- What this task involves
Work out the number of lines containing "person". Answer with nothing but that number.

- Recorded data
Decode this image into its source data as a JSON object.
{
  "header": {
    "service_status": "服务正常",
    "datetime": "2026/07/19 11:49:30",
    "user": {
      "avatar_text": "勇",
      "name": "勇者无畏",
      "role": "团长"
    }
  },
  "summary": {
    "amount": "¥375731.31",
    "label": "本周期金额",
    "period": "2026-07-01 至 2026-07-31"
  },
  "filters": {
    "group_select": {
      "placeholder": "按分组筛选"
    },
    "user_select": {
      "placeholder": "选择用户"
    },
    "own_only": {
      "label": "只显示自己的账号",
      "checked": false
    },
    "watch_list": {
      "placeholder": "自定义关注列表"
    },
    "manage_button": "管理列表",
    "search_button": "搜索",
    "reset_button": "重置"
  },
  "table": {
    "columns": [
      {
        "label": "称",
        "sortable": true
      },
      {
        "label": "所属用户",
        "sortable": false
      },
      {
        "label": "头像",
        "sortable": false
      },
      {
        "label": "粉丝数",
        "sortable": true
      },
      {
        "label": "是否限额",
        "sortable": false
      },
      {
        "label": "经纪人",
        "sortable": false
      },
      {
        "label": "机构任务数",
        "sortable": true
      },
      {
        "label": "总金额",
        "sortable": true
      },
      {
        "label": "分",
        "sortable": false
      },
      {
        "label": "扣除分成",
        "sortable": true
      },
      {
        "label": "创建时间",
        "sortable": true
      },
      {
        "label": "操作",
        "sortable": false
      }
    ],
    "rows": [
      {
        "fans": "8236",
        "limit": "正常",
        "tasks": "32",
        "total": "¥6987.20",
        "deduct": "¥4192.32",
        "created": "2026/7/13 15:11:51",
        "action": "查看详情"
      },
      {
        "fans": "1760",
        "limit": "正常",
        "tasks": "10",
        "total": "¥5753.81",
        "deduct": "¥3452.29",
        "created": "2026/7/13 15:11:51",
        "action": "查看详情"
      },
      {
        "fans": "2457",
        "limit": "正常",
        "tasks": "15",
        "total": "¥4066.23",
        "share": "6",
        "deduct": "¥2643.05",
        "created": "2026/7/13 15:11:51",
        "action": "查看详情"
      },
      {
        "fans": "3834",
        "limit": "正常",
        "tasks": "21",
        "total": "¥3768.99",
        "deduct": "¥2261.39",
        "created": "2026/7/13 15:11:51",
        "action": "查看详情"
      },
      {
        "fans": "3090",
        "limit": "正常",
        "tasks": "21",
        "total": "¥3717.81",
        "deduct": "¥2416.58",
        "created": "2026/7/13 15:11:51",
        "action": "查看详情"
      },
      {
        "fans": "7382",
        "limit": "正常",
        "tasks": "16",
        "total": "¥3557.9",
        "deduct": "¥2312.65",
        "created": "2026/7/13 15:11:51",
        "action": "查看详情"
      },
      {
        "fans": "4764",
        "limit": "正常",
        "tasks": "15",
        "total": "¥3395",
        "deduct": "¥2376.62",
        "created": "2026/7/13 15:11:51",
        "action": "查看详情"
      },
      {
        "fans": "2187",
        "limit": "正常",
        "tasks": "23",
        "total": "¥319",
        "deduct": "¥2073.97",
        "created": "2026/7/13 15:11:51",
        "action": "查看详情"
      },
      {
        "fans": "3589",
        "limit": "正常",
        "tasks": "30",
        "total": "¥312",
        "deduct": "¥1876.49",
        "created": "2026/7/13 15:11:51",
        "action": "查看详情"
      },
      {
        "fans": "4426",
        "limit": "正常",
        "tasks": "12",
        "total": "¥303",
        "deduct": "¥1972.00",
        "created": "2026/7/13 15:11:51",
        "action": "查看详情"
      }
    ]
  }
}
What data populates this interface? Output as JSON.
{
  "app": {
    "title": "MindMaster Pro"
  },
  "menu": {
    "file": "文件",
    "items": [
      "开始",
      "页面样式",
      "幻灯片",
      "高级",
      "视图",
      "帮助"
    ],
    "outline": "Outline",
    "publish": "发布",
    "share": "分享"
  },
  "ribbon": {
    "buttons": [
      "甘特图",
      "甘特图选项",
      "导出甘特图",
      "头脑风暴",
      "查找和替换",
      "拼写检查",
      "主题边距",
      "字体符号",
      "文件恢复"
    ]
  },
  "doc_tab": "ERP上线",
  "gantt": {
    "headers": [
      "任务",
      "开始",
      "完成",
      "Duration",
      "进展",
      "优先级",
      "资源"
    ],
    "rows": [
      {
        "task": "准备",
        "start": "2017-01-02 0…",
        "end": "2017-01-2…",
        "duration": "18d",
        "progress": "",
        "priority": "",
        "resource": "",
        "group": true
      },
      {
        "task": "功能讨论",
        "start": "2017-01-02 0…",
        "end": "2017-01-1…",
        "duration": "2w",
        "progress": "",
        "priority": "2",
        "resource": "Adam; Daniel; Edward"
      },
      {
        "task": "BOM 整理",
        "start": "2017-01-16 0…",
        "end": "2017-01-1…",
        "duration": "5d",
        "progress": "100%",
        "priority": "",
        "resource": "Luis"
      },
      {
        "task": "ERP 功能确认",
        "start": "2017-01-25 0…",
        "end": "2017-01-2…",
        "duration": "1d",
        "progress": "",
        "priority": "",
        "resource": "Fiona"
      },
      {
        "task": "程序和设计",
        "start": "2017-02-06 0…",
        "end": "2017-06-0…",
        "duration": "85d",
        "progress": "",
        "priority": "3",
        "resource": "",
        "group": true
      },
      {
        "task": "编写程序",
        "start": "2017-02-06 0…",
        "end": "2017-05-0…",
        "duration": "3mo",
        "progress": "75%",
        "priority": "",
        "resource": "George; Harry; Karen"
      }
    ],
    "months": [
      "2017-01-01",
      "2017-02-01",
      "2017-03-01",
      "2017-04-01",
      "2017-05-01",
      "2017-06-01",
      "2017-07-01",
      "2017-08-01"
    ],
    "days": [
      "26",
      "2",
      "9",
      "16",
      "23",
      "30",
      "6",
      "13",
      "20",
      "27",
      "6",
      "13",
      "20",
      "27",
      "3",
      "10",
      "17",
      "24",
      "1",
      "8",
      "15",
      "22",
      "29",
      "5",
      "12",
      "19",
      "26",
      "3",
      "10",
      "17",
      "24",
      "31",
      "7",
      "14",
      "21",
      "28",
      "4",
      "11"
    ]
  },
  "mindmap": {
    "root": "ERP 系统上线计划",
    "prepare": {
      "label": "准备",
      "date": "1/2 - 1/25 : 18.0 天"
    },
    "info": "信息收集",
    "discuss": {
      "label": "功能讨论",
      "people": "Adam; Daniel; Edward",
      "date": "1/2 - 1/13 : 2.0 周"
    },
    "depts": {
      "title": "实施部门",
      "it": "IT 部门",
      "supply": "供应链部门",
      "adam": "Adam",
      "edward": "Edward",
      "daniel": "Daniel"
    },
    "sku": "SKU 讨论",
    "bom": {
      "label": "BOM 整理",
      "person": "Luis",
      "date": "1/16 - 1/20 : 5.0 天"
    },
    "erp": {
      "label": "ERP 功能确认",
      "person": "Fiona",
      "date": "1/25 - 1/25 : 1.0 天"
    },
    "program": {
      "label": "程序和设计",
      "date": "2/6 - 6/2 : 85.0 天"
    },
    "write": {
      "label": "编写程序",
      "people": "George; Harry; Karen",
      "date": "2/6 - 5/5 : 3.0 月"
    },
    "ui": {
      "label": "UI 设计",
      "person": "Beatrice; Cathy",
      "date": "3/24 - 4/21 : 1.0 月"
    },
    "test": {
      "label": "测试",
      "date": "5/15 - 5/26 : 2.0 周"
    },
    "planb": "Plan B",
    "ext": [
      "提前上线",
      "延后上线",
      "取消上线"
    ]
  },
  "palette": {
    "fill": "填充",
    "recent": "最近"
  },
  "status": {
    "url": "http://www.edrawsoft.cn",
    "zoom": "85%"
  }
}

- Answer to the problem
3